● What you should do
Print each line exactly as it is given.
— Start Given information —
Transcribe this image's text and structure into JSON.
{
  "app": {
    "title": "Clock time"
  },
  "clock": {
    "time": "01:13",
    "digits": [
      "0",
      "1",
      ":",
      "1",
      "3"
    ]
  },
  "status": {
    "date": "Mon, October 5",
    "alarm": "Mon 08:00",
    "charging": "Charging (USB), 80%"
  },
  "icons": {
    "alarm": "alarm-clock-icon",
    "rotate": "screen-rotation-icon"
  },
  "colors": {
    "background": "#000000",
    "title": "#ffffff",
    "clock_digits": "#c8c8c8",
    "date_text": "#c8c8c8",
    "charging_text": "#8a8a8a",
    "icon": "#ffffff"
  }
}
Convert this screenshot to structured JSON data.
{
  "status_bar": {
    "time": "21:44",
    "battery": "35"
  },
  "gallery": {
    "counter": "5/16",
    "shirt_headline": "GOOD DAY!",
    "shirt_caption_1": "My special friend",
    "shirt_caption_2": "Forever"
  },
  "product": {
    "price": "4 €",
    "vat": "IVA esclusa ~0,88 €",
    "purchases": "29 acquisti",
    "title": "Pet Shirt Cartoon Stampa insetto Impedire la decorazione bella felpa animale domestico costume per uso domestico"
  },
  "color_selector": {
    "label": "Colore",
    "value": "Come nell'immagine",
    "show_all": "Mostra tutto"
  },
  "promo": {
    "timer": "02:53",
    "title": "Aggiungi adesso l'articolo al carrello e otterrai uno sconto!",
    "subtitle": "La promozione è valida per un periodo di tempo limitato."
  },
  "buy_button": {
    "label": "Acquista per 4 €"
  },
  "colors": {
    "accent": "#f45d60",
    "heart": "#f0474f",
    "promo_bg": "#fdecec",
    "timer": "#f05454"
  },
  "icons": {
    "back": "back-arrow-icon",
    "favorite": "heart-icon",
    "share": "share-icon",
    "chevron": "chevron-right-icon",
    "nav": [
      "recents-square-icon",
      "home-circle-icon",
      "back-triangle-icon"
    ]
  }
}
— End Given information —
● Correct result
Transcribe this image's text and structure into JSON.
{
  "app": {
    "title": "Clock time"
  },
  "clock": {
    "time": "01:13",
    "digits": [
      "0",
      "1",
      ":",
      "1",
      "3"
    ]
  },
  "status": {
    "date": "Mon, October 5",
    "alarm": "Mon 08:00",
    "charging": "Charging (USB), 80%"
  },
  "icons": {
    "alarm": "alarm-clock-icon",
    "rotate": "screen-rotation-icon"
  },
  "colors": {
    "background": "#000000",
    "title": "#ffffff",
    "clock_digits": "#c8c8c8",
    "date_text": "#c8c8c8",
    "charging_text": "#8a8a8a",
    "icon": "#ffffff"
  }
}
Convert this screenshot to structured JSON data.
{
  "status_bar": {
    "time": "21:44",
    "battery": "35"
  },
  "gallery": {
    "counter": "5/16",
    "shirt_headline": "GOOD DAY!",
    "shirt_caption_1": "My special friend",
    "shirt_caption_2": "Forever"
  },
  "product": {
    "price": "4 €",
    "vat": "IVA esclusa ~0,88 €",
    "purchases": "29 acquisti",
    "title": "Pet Shirt Cartoon Stampa insetto Impedire la decorazione bella felpa animale domestico costume per uso domestico"
  },
  "color_selector": {
    "label": "Colore",
    "value": "Come nell'immagine",
    "show_all": "Mostra tutto"
  },
  "promo": {
    "timer": "02:53",
    "title": "Aggiungi adesso l'articolo al carrello e otterrai uno sconto!",
    "subtitle": "La promozione è valida per un periodo di tempo limitato."
  },
  "buy_button": {
    "label": "Acquista per 4 €"
  },
  "colors": {
    "accent": "#f45d60",
    "heart": "#f0474f",
    "promo_bg": "#fdecec",
    "timer": "#f05454"
  },
  "icons": {
    "back": "back-arrow-icon",
    "favorite": "heart-icon",
    "share": "share-icon",
    "chevron": "chevron-right-icon",
    "nav": [
      "recents-square-icon",
      "home-circle-icon",
      "back-triangle-icon"
    ]
  }
}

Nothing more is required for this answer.